Stored items from a collection:
-*-
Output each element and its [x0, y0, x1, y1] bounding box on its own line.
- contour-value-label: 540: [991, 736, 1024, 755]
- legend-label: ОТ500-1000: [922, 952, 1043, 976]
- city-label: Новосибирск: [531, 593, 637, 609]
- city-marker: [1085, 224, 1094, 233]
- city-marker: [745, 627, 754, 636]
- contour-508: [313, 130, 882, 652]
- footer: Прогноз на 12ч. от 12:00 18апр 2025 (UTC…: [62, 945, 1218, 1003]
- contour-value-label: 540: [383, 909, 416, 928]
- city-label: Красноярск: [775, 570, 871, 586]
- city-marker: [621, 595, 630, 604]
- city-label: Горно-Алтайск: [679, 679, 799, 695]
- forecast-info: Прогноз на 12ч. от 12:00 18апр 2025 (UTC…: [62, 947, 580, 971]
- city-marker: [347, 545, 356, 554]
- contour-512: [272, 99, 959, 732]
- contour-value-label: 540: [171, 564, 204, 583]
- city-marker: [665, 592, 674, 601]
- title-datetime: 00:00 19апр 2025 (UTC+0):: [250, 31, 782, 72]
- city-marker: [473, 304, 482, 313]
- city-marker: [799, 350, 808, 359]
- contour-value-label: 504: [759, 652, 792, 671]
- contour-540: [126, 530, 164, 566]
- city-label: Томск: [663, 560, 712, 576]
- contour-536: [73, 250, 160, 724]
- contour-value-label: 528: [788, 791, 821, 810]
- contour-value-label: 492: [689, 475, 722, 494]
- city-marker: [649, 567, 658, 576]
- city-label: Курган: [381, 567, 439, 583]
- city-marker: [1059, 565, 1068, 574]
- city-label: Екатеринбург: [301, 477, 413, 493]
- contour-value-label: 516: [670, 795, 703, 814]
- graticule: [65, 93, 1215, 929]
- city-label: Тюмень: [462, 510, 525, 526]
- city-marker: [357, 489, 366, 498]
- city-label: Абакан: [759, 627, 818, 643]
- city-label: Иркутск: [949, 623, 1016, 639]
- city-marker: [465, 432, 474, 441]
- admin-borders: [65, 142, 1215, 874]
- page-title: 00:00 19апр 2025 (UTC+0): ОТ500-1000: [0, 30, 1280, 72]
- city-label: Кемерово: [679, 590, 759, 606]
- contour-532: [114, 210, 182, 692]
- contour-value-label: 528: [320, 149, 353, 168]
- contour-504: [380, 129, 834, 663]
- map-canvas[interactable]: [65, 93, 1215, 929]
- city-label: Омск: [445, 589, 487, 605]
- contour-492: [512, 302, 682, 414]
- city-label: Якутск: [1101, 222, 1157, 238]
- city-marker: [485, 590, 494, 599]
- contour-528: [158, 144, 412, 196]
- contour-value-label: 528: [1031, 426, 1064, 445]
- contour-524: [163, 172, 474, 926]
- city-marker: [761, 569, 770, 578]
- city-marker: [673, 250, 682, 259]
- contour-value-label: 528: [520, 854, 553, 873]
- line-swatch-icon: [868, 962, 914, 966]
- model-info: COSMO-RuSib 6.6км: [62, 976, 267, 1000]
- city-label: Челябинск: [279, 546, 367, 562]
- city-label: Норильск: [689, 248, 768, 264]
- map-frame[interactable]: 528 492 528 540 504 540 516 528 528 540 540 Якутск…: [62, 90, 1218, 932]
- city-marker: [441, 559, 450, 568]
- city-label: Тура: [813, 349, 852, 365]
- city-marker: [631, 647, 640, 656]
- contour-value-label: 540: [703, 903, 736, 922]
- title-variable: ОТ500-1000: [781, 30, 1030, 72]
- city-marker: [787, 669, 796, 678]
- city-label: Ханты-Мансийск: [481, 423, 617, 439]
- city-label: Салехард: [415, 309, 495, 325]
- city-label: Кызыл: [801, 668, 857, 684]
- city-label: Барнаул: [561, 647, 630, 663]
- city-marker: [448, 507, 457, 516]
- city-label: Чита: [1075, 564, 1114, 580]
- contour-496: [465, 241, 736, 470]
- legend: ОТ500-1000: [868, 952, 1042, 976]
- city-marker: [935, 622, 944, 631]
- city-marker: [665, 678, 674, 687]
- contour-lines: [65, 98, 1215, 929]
-*-
## Objective
Please pull out every line of the records above that contains the string "title", matching case.

## Completed task
- title-datetime: 00:00 19апр 2025 (UTC+0):: [250, 31, 782, 72]
- page-title: 00:00 19апр 2025 (UTC+0): ОТ500-1000: [0, 30, 1280, 72]
- title-variable: ОТ500-1000: [781, 30, 1030, 72]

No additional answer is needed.